▸ **DATA RECORDS**:
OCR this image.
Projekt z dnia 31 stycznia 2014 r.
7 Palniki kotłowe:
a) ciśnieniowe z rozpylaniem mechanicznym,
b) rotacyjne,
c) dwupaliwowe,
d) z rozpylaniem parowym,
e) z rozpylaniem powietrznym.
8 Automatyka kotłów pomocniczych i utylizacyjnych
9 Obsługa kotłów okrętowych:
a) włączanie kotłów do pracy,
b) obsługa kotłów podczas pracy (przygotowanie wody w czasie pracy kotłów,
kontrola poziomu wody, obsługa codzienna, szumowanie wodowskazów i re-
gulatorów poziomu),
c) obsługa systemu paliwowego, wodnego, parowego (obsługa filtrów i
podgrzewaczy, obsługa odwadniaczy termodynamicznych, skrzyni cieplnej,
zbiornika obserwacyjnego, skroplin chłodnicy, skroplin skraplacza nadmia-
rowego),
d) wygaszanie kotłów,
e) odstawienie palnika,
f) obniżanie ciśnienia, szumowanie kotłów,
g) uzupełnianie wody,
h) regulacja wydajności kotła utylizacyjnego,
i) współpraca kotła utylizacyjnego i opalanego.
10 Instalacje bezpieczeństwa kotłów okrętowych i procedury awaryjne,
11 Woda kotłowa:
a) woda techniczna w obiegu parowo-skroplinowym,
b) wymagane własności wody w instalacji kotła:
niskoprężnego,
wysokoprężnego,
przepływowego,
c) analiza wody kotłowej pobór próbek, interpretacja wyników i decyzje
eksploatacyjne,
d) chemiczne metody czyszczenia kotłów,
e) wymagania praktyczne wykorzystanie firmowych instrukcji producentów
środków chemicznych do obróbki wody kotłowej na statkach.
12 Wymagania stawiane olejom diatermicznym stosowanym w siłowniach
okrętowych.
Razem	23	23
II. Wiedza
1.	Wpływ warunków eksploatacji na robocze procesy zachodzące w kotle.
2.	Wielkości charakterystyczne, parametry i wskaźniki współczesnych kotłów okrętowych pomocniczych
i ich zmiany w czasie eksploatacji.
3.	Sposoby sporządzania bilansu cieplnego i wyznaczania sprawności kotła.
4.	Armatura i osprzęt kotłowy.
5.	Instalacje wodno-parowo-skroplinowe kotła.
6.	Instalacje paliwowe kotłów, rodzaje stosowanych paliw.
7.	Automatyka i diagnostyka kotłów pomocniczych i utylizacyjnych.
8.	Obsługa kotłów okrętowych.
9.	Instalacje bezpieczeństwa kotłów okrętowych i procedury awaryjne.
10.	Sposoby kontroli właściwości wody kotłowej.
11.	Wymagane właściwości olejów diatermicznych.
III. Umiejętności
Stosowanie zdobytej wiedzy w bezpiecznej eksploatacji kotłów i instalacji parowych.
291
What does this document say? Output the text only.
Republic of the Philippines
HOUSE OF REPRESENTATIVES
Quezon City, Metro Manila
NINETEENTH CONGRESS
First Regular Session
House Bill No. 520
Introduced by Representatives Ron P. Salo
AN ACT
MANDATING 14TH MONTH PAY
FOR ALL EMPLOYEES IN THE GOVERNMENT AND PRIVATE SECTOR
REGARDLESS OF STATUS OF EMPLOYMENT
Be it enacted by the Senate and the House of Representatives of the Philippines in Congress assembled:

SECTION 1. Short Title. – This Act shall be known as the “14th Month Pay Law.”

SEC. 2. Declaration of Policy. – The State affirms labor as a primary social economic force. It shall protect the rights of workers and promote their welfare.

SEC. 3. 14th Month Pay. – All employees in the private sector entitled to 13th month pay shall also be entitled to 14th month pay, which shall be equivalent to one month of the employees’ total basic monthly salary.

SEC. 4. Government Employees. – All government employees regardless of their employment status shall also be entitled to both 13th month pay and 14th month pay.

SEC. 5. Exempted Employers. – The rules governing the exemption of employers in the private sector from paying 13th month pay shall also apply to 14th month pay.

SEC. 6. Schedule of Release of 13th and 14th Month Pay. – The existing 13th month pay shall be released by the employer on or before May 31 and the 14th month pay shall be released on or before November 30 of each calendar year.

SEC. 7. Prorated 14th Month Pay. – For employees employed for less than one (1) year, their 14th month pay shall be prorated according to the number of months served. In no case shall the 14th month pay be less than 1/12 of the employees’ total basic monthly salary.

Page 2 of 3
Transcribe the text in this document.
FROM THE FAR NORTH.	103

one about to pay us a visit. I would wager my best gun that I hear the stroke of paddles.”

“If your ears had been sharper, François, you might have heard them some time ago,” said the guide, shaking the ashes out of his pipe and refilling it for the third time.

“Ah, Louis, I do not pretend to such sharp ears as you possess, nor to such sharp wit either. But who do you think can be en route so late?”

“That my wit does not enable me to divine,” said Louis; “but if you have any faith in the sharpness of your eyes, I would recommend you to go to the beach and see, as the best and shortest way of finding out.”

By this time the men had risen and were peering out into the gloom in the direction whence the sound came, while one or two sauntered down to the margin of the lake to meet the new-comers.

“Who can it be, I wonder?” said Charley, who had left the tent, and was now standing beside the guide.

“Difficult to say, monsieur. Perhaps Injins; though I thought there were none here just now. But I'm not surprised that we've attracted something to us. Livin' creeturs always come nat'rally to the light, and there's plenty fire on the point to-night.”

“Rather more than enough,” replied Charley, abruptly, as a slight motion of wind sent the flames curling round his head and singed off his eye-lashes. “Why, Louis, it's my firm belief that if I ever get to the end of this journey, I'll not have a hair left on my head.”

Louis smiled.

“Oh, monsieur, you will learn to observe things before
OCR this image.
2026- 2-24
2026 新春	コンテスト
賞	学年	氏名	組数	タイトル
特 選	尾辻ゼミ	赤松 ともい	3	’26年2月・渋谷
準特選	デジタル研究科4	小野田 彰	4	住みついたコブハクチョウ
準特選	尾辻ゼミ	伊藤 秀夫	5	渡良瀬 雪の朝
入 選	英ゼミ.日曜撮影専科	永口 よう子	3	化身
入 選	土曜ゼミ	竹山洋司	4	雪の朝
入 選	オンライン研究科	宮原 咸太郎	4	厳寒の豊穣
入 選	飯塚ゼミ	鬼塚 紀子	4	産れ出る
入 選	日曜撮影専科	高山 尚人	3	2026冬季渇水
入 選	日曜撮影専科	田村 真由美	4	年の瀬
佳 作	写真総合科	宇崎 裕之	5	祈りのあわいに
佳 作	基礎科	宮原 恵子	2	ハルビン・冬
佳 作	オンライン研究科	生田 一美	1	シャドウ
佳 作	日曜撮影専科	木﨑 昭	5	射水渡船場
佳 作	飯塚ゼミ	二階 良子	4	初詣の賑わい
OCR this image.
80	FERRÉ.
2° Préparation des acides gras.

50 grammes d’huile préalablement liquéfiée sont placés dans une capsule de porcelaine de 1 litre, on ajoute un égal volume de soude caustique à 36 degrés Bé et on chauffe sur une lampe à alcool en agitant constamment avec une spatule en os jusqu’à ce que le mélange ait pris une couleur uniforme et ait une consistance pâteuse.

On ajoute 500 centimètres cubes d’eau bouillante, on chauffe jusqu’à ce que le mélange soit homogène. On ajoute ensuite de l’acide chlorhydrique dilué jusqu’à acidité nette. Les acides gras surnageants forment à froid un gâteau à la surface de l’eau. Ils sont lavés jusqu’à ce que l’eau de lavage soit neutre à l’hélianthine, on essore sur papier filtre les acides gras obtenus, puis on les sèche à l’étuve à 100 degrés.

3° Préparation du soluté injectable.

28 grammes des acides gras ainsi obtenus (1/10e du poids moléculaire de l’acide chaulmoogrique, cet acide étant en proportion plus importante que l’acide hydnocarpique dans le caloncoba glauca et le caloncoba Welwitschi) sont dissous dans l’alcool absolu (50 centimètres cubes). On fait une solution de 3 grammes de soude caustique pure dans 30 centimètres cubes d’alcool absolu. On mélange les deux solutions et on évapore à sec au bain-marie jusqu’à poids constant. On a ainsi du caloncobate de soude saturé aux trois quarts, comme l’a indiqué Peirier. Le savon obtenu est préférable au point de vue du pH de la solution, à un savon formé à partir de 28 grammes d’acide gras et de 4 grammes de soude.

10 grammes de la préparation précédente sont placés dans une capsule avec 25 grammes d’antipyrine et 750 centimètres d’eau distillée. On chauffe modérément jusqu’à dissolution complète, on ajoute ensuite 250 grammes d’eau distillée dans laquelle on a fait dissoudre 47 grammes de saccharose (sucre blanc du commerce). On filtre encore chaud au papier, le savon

▸ **WORK TO DO**:
Pick each line holding the word "Instalacje" out of the data and copy it.

▸ **RESPONSE FOR THIS EXERCISE**:
10 Instalacje bezpieczeństwa kotłów okrętowych i procedury awaryjne,
5.	Instalacje wodno-parowo-skroplinowe kotła.
6.	Instalacje paliwowe kotłów, rodzaje stosowanych paliw.
9.	Instalacje bezpieczeństwa kotłów okrętowych i procedury awaryjne.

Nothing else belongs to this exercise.